WORK REQUIRED
Find the string "update" and gather every line that holds it.

——————————

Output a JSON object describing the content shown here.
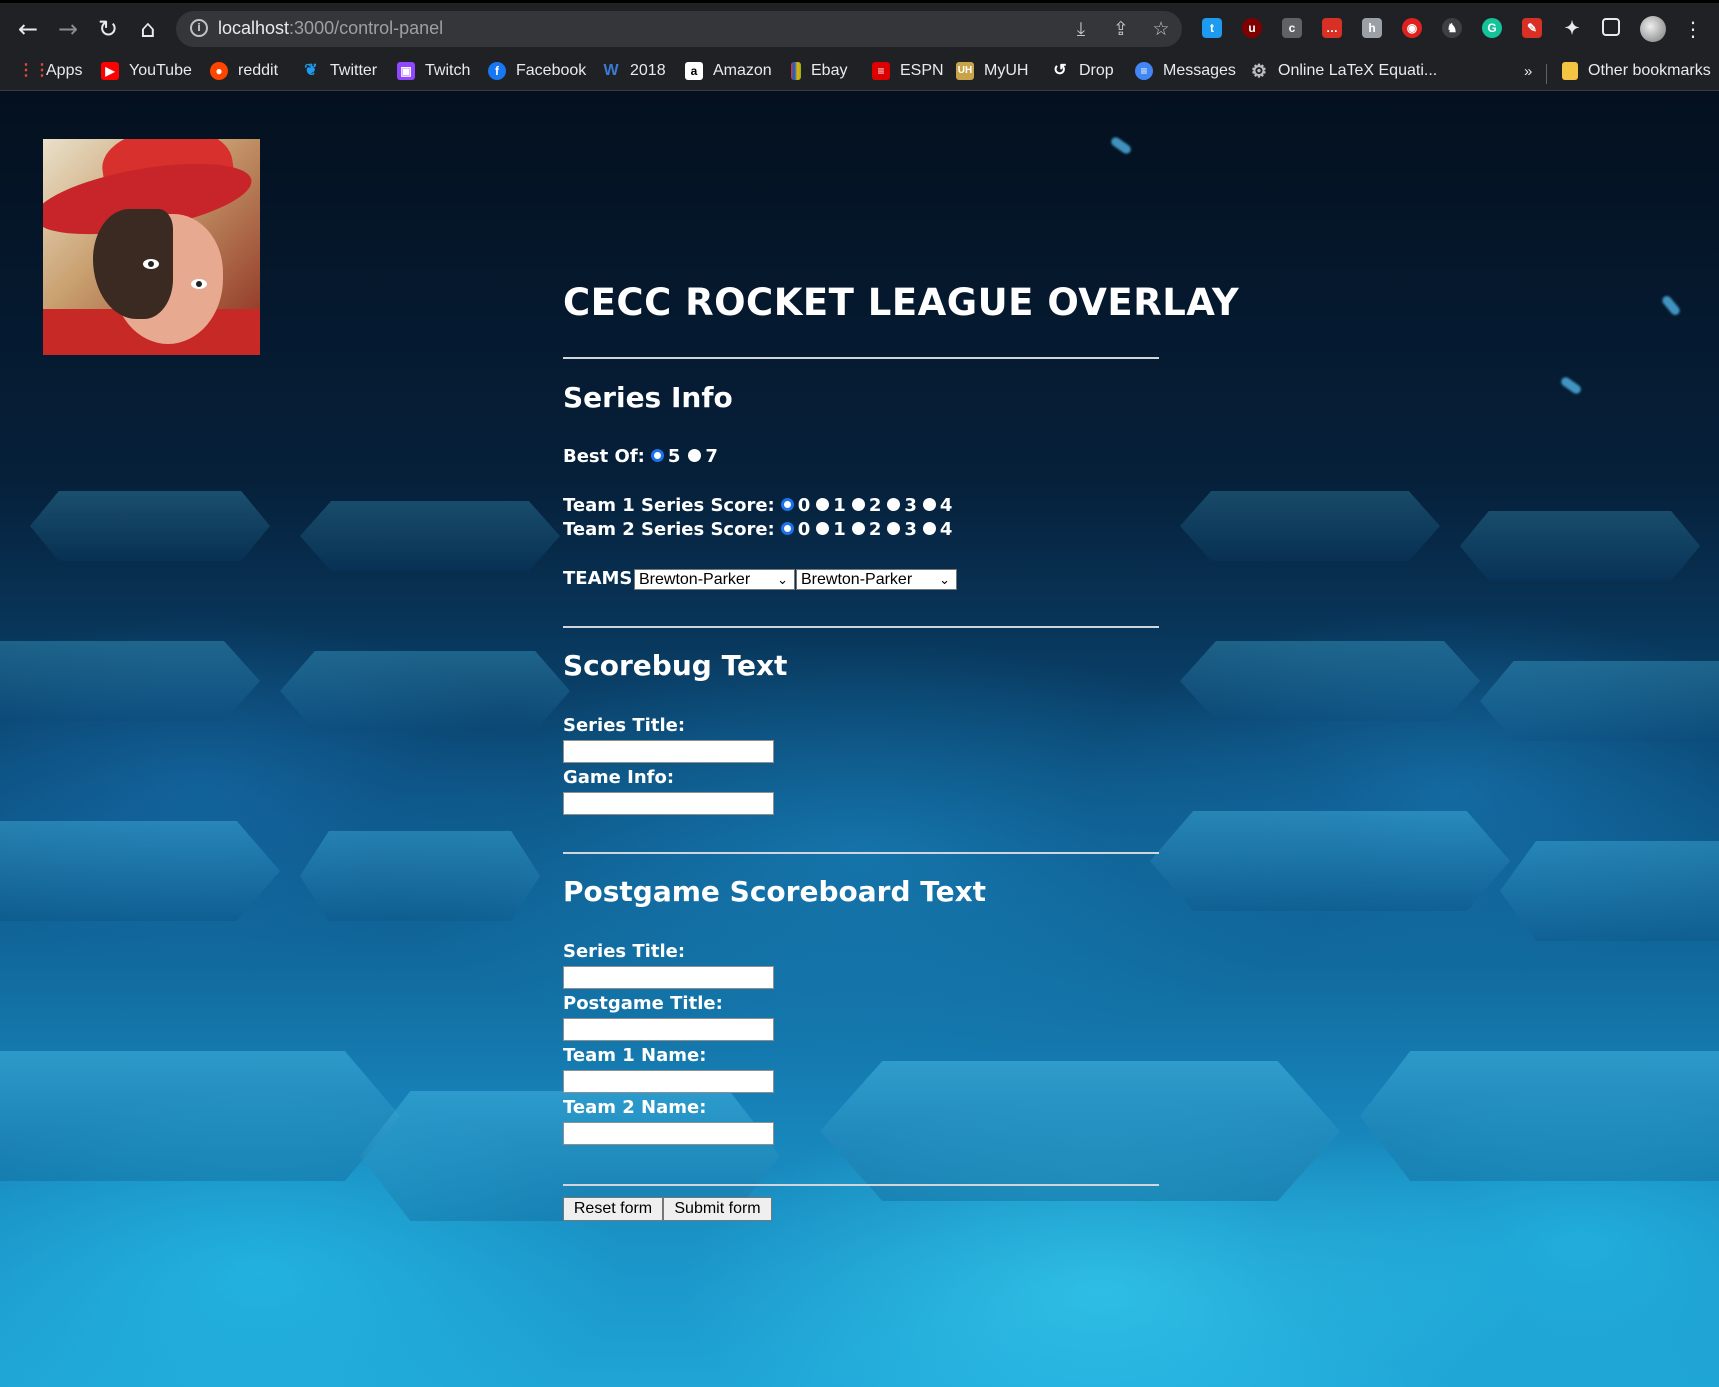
{
  "browser": {
    "url_host": "localhost",
    "url_path": ":3000/control-panel",
    "bookmarks": [
      {
        "label": "Apps",
        "icon": "apps-grid-icon",
        "color": "#e8453c"
      },
      {
        "label": "YouTube",
        "icon": "youtube-icon",
        "color": "#ff0000"
      },
      {
        "label": "reddit",
        "icon": "reddit-icon",
        "color": "#ff4500"
      },
      {
        "label": "Twitter",
        "icon": "twitter-icon",
        "color": "#1d9bf0"
      },
      {
        "label": "Twitch",
        "icon": "twitch-icon",
        "color": "#9146ff"
      },
      {
        "label": "Facebook",
        "icon": "facebook-icon",
        "color": "#1877f2"
      },
      {
        "label": "2018",
        "icon": "wordpress-icon",
        "color": "#3a7bd5"
      },
      {
        "label": "Amazon",
        "icon": "amazon-icon",
        "color": "#ffffff"
      },
      {
        "label": "Ebay",
        "icon": "ebay-icon",
        "color": "#f5af02"
      },
      {
        "label": "ESPN",
        "icon": "espn-icon",
        "color": "#d00"
      },
      {
        "label": "MyUH",
        "icon": "uh-icon",
        "color": "#c8a34a"
      },
      {
        "label": "Drop",
        "icon": "drop-icon",
        "color": "#ffffff"
      },
      {
        "label": "Messages",
        "icon": "messages-icon",
        "color": "#4285f4"
      },
      {
        "label": "Online LaTeX Equati...",
        "icon": "gear-icon",
        "color": "#bdbdbd"
      }
    ],
    "overflow": "»",
    "other_bookmarks": "Other bookmarks"
  },
  "page": {
    "title": "CECC ROCKET LEAGUE OVERLAY",
    "series_info": {
      "heading": "Series Info",
      "best_of_label": "Best Of:",
      "best_of_options": [
        "5",
        "7"
      ],
      "best_of_selected": "5",
      "team1_label": "Team 1 Series Score:",
      "team2_label": "Team 2 Series Score:",
      "score_options": [
        "0",
        "1",
        "2",
        "3",
        "4"
      ],
      "team1_selected": "0",
      "team2_selected": "0",
      "teams_label": "TEAMS:",
      "team1_select": "Brewton-Parker",
      "team2_select": "Brewton-Parker"
    },
    "scorebug": {
      "heading": "Scorebug Text",
      "series_title_label": "Series Title:",
      "game_info_label": "Game Info:"
    },
    "postgame": {
      "heading": "Postgame Scoreboard Text",
      "series_title_label": "Series Title:",
      "postgame_title_label": "Postgame Title:",
      "team1_name_label": "Team 1 Name:",
      "team2_name_label": "Team 2 Name:"
    },
    "buttons": {
      "reset": "Reset form",
      "submit": "Submit form"
    }
  }
}
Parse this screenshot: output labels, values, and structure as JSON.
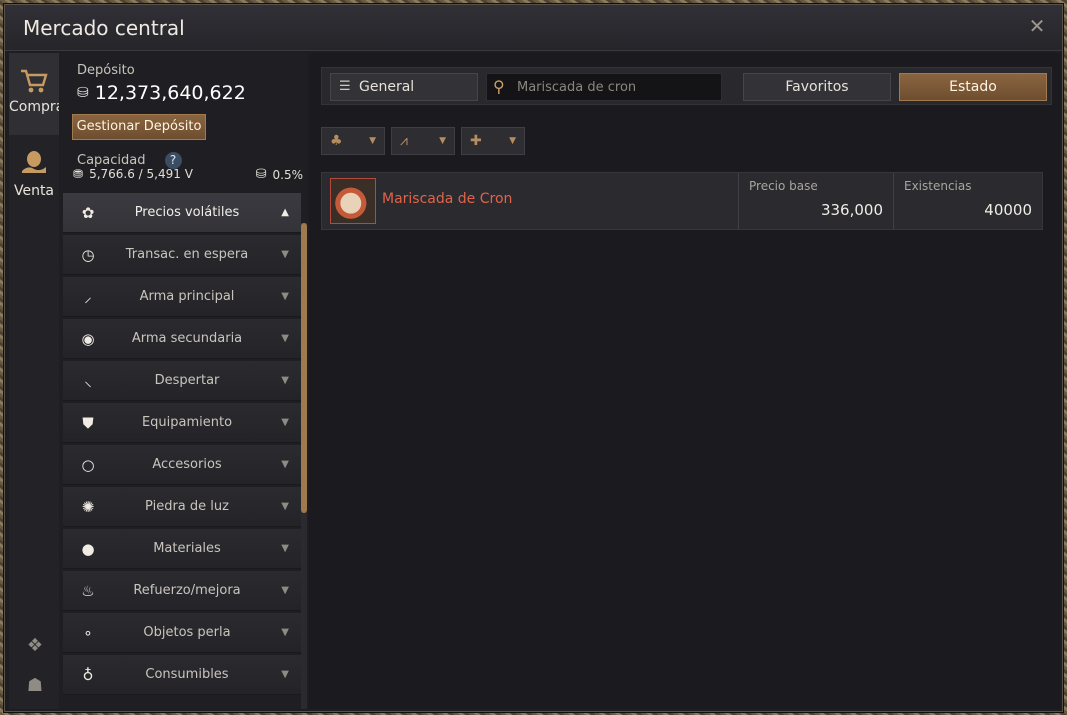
{
  "window": {
    "title": "Mercado central"
  },
  "tabs": [
    {
      "label": "Compra",
      "icon": "cart-icon"
    },
    {
      "label": "Venta",
      "icon": "hand-bag-icon"
    }
  ],
  "bottom_icons": [
    "tree-icon",
    "backpack-icon"
  ],
  "deposit": {
    "label": "Depósito",
    "value": "12,373,640,622",
    "manage_label": "Gestionar Depósito"
  },
  "capacity": {
    "label": "Capacidad",
    "help": "?",
    "weight": "5,766.6 / 5,491 V",
    "tax": "0.5%"
  },
  "categories": [
    {
      "label": "Precios volátiles",
      "icon": "gear-icon",
      "active": true
    },
    {
      "label": "Transac. en espera",
      "icon": "clock-icon"
    },
    {
      "label": "Arma principal",
      "icon": "sword-icon"
    },
    {
      "label": "Arma secundaria",
      "icon": "shield-icon"
    },
    {
      "label": "Despertar",
      "icon": "blade-icon"
    },
    {
      "label": "Equipamiento",
      "icon": "armor-icon"
    },
    {
      "label": "Accesorios",
      "icon": "ring-icon"
    },
    {
      "label": "Piedra de luz",
      "icon": "lightstone-icon"
    },
    {
      "label": "Materiales",
      "icon": "material-icon"
    },
    {
      "label": "Refuerzo/mejora",
      "icon": "flame-icon"
    },
    {
      "label": "Objetos perla",
      "icon": "pearl-icon"
    },
    {
      "label": "Consumibles",
      "icon": "potion-icon"
    }
  ],
  "toolbar": {
    "category_label": "General",
    "search_placeholder": "Mariscada de cron",
    "favorites_label": "Favoritos",
    "status_label": "Estado"
  },
  "filters": [
    {
      "icon": "bag-icon"
    },
    {
      "icon": "graph-icon"
    },
    {
      "icon": "plus-icon"
    }
  ],
  "item": {
    "name": "Mariscada de Cron",
    "base_price_label": "Precio base",
    "base_price": "336,000",
    "stock_label": "Existencias",
    "stock": "40000"
  },
  "colors": {
    "accent": "#8a6440",
    "item_name": "#e0644a"
  }
}
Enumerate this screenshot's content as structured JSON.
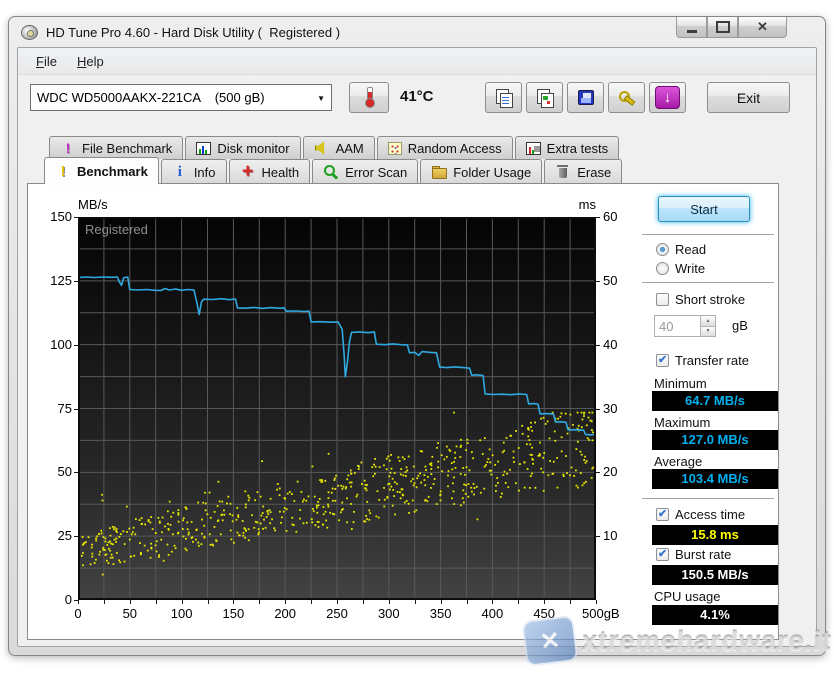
{
  "window": {
    "title": "HD Tune Pro 4.60 - Hard Disk Utility (  Registered )",
    "buttons": [
      "minimize",
      "maximize",
      "close"
    ]
  },
  "menu": {
    "items": [
      {
        "label": "File"
      },
      {
        "label": "Help"
      }
    ]
  },
  "toolbar": {
    "device_combo": {
      "value": "WDC WD5000AAKX-221CA    (500 gB)"
    },
    "temperature": "41°C",
    "buttons": [
      {
        "name": "copy-text-button",
        "icon": "copy-text-icon"
      },
      {
        "name": "copy-image-button",
        "icon": "copy-image-icon"
      },
      {
        "name": "save-button",
        "icon": "save-icon"
      },
      {
        "name": "register-keys-button",
        "icon": "keys-icon"
      },
      {
        "name": "update-button",
        "icon": "update-icon"
      }
    ],
    "exit_label": "Exit"
  },
  "tabs": {
    "back_row": [
      {
        "name": "file-benchmark",
        "label": "File Benchmark",
        "icon": "file-benchmark-icon"
      },
      {
        "name": "disk-monitor",
        "label": "Disk monitor",
        "icon": "disk-monitor-icon"
      },
      {
        "name": "aam",
        "label": "AAM",
        "icon": "aam-icon"
      },
      {
        "name": "random-access",
        "label": "Random Access",
        "icon": "random-access-icon"
      },
      {
        "name": "extra-tests",
        "label": "Extra tests",
        "icon": "extra-tests-icon"
      }
    ],
    "front_row": [
      {
        "name": "benchmark",
        "label": "Benchmark",
        "icon": "benchmark-icon",
        "active": true
      },
      {
        "name": "info",
        "label": "Info",
        "icon": "info-icon"
      },
      {
        "name": "health",
        "label": "Health",
        "icon": "health-icon"
      },
      {
        "name": "error-scan",
        "label": "Error Scan",
        "icon": "error-scan-icon"
      },
      {
        "name": "folder-usage",
        "label": "Folder Usage",
        "icon": "folder-icon"
      },
      {
        "name": "erase",
        "label": "Erase",
        "icon": "erase-icon"
      }
    ]
  },
  "controls": {
    "start_label": "Start",
    "read": {
      "label": "Read",
      "selected": true
    },
    "write": {
      "label": "Write",
      "selected": false
    },
    "short_stroke": {
      "label": "Short stroke",
      "checked": false,
      "capacity_value": "40",
      "capacity_unit": "gB"
    },
    "transfer_rate": {
      "label": "Transfer rate",
      "checked": true
    }
  },
  "results": {
    "minimum": {
      "label": "Minimum",
      "value": "64.7 MB/s",
      "color": "#00b0f0"
    },
    "maximum": {
      "label": "Maximum",
      "value": "127.0 MB/s",
      "color": "#00b0f0"
    },
    "average": {
      "label": "Average",
      "value": "103.4 MB/s",
      "color": "#00b0f0"
    },
    "access_time": {
      "label": "Access time",
      "value": "15.8 ms",
      "color": "#ffff00",
      "checked": true
    },
    "burst_rate": {
      "label": "Burst rate",
      "value": "150.5 MB/s",
      "color": "#ffffff",
      "checked": true
    },
    "cpu_usage": {
      "label": "CPU usage",
      "value": "4.1%",
      "color": "#ffffff"
    }
  },
  "chart_data": {
    "type": "line",
    "overlay_text": "Registered",
    "grid_color": "#585858",
    "bg_top": "#040404",
    "bg_bottom": "#434343",
    "x_axis": {
      "min": 0,
      "max": 500,
      "minor_step": 25,
      "labels": [
        "0",
        "50",
        "100",
        "150",
        "200",
        "250",
        "300",
        "350",
        "400",
        "450",
        "500gB"
      ]
    },
    "y_left": {
      "axis_label": "MB/s",
      "min": 0,
      "max": 150,
      "step": 25,
      "minor_step": 12.5,
      "labels": [
        "150",
        "125",
        "100",
        "75",
        "50",
        "25",
        "0"
      ]
    },
    "y_right": {
      "axis_label": "ms",
      "min": 0,
      "max": 60,
      "step": 10,
      "labels": [
        "60",
        "50",
        "40",
        "30",
        "20",
        "10"
      ]
    },
    "series": [
      {
        "name": "transfer-rate",
        "type": "line",
        "axis": "left",
        "color": "#2fa9e0",
        "points": [
          [
            0,
            126.3
          ],
          [
            8,
            126.5
          ],
          [
            16,
            126.3
          ],
          [
            24,
            126.5
          ],
          [
            32,
            126.4
          ],
          [
            38,
            126.5
          ],
          [
            40,
            124.6
          ],
          [
            42,
            123.2
          ],
          [
            44,
            126.2
          ],
          [
            48,
            126.5
          ],
          [
            50,
            121.6
          ],
          [
            58,
            121.4
          ],
          [
            66,
            121.6
          ],
          [
            74,
            121.3
          ],
          [
            80,
            121.2
          ],
          [
            84,
            122
          ],
          [
            88,
            121.4
          ],
          [
            94,
            121.8
          ],
          [
            100,
            121.3
          ],
          [
            106,
            121.6
          ],
          [
            112,
            121.4
          ],
          [
            115,
            116
          ],
          [
            117,
            111.8
          ],
          [
            119,
            116.5
          ],
          [
            121,
            117.8
          ],
          [
            130,
            117.7
          ],
          [
            138,
            118
          ],
          [
            146,
            117.6
          ],
          [
            152,
            117.9
          ],
          [
            154,
            114.4
          ],
          [
            162,
            114.3
          ],
          [
            170,
            114.6
          ],
          [
            178,
            114.2
          ],
          [
            186,
            114.5
          ],
          [
            194,
            114.3
          ],
          [
            199,
            114.4
          ],
          [
            201,
            113.1
          ],
          [
            210,
            113.2
          ],
          [
            218,
            113
          ],
          [
            223,
            113.1
          ],
          [
            225,
            108.9
          ],
          [
            234,
            109
          ],
          [
            243,
            108.8
          ],
          [
            251,
            108.9
          ],
          [
            255,
            106
          ],
          [
            257,
            95
          ],
          [
            258,
            87.4
          ],
          [
            260,
            93
          ],
          [
            262,
            101
          ],
          [
            264,
            104.8
          ],
          [
            272,
            105
          ],
          [
            280,
            104.7
          ],
          [
            286,
            105
          ],
          [
            288,
            100.2
          ],
          [
            296,
            100
          ],
          [
            304,
            100.3
          ],
          [
            312,
            100
          ],
          [
            318,
            99.9
          ],
          [
            320,
            96.8
          ],
          [
            325,
            97
          ],
          [
            329,
            95.8
          ],
          [
            332,
            97.3
          ],
          [
            339,
            97
          ],
          [
            346,
            96.8
          ],
          [
            349,
            91.2
          ],
          [
            356,
            91
          ],
          [
            364,
            91.3
          ],
          [
            372,
            91
          ],
          [
            378,
            90.8
          ],
          [
            380,
            88
          ],
          [
            385,
            88.2
          ],
          [
            391,
            87.9
          ],
          [
            393,
            80.7
          ],
          [
            400,
            80.5
          ],
          [
            409,
            80.6
          ],
          [
            418,
            80.4
          ],
          [
            426,
            80.7
          ],
          [
            433,
            80.5
          ],
          [
            435,
            76.8
          ],
          [
            440,
            76.9
          ],
          [
            444,
            76.7
          ],
          [
            446,
            72.9
          ],
          [
            452,
            73
          ],
          [
            459,
            72.8
          ],
          [
            461,
            69.7
          ],
          [
            466,
            69.8
          ],
          [
            471,
            69.6
          ],
          [
            473,
            66.6
          ],
          [
            480,
            66.7
          ],
          [
            488,
            66.5
          ],
          [
            490,
            64.8
          ],
          [
            495,
            64.7
          ],
          [
            500,
            64.9
          ]
        ]
      },
      {
        "name": "access-time",
        "type": "scatter",
        "axis": "right",
        "color": "#e9e900",
        "generator": {
          "seed": 42,
          "count": 680,
          "ms_base": 7.5,
          "ms_slope": 17,
          "spread": 4.2,
          "outlier_rate": 0.08,
          "outlier_extra": 6,
          "min_ms": 2.5,
          "max_ms": 29.5
        }
      }
    ]
  },
  "watermark": {
    "text": "xtremehardware.it",
    "logo_glyph": "✕"
  }
}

——————————

SOLUTION TO THIS TASK
        "name": "update-button",
        "icon": "update-icon"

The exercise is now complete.